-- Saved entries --
* * * * * * * * *

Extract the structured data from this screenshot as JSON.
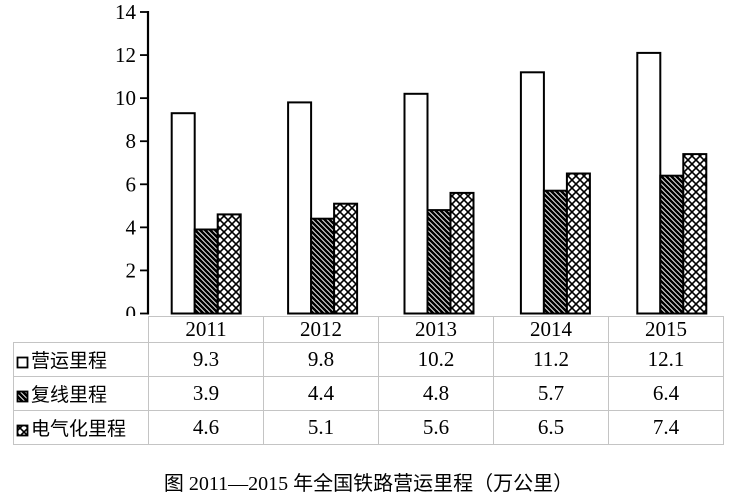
{
  "chart_data": {
    "type": "bar",
    "categories": [
      "2011",
      "2012",
      "2013",
      "2014",
      "2015"
    ],
    "series": [
      {
        "name": "营运里程",
        "pattern": "solid-white",
        "values": [
          9.3,
          9.8,
          10.2,
          11.2,
          12.1
        ]
      },
      {
        "name": "复线里程",
        "pattern": "diagonal-hatch",
        "values": [
          3.9,
          4.4,
          4.8,
          5.7,
          6.4
        ]
      },
      {
        "name": "电气化里程",
        "pattern": "cross-hatch",
        "values": [
          4.6,
          5.1,
          5.6,
          6.5,
          7.4
        ]
      }
    ],
    "title": "图 2011—2015 年全国铁路营运里程（万公里）",
    "xlabel": "",
    "ylabel": "",
    "ylim": [
      0,
      14
    ],
    "y_ticks": [
      0,
      2,
      4,
      6,
      8,
      10,
      12,
      14
    ],
    "grid": false,
    "legend_position": "table-left-column"
  },
  "caption": "图 2011—2015 年全国铁路营运里程（万公里）",
  "colors": {
    "bar_outline": "#000000",
    "bar_fill_series1": "#ffffff",
    "hatch_color": "#000000",
    "table_border": "#c4c4c4",
    "text": "#000000",
    "background": "#ffffff"
  }
}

* * * * * * * * *

-- Requirements --
Return the entries unchanged, save for the pictures, which do not belong in the copy.

-- Exercise answer --
Extract the structured data from this screenshot as JSON.
{
  "chart_data": {
    "type": "bar",
    "categories": [
      "2011",
      "2012",
      "2013",
      "2014",
      "2015"
    ],
    "series": [
      {
        "name": "营运里程",
        "pattern": "solid-white",
        "values": [
          9.3,
          9.8,
          10.2,
          11.2,
          12.1
        ]
      },
      {
        "name": "复线里程",
        "pattern": "diagonal-hatch",
        "values": [
          3.9,
          4.4,
          4.8,
          5.7,
          6.4
        ]
      },
      {
        "name": "电气化里程",
        "pattern": "cross-hatch",
        "values": [
          4.6,
          5.1,
          5.6,
          6.5,
          7.4
        ]
      }
    ],
    "title": "图 2011—2015 年全国铁路营运里程（万公里）",
    "xlabel": "",
    "ylabel": "",
    "ylim": [
      0,
      14
    ],
    "y_ticks": [
      0,
      2,
      4,
      6,
      8,
      10,
      12,
      14
    ],
    "grid": false,
    "legend_position": "table-left-column"
  },
  "caption": "图 2011—2015 年全国铁路营运里程（万公里）",
  "colors": {
    "bar_outline": "#000000",
    "bar_fill_series1": "#ffffff",
    "hatch_color": "#000000",
    "table_border": "#c4c4c4",
    "text": "#000000",
    "background": "#ffffff"
  }
}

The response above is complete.